◆ **Task to carry out**
Copy the records below exactly as they appear.
************
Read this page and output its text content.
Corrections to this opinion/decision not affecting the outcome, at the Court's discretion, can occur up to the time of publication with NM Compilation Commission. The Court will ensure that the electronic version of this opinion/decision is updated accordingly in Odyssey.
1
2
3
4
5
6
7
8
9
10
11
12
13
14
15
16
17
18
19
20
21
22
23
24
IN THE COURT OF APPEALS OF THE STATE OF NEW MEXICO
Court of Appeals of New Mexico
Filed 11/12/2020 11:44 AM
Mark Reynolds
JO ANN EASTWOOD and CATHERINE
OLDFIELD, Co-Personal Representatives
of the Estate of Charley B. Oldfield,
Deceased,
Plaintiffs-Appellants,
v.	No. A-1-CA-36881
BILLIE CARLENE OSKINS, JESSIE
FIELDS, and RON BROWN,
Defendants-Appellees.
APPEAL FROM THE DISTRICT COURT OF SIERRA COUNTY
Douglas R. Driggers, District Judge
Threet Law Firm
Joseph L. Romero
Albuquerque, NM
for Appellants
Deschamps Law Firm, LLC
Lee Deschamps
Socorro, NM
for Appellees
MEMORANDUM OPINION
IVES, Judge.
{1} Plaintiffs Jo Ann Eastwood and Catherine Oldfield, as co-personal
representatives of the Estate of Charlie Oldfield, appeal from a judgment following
************
◆ **Response below**
Read this page and output its text content.
Corrections to this opinion/decision not affecting the outcome, at the Court's discretion, can occur up to the time of publication with NM Compilation Commission. The Court will ensure that the electronic version of this opinion/decision is updated accordingly in Odyssey.
1
2
3
4
5
6
7
8
9
10
11
12
13
14
15
16
17
18
19
20
21
22
23
24
IN THE COURT OF APPEALS OF THE STATE OF NEW MEXICO
Court of Appeals of New Mexico
Filed 11/12/2020 11:44 AM
Mark Reynolds
JO ANN EASTWOOD and CATHERINE
OLDFIELD, Co-Personal Representatives
of the Estate of Charley B. Oldfield,
Deceased,
Plaintiffs-Appellants,
v.	No. A-1-CA-36881
BILLIE CARLENE OSKINS, JESSIE
FIELDS, and RON BROWN,
Defendants-Appellees.
APPEAL FROM THE DISTRICT COURT OF SIERRA COUNTY
Douglas R. Driggers, District Judge
Threet Law Firm
Joseph L. Romero
Albuquerque, NM
for Appellants
Deschamps Law Firm, LLC
Lee Deschamps
Socorro, NM
for Appellees
MEMORANDUM OPINION
IVES, Judge.
{1} Plaintiffs Jo Ann Eastwood and Catherine Oldfield, as co-personal
representatives of the Estate of Charlie Oldfield, appeal from a judgment following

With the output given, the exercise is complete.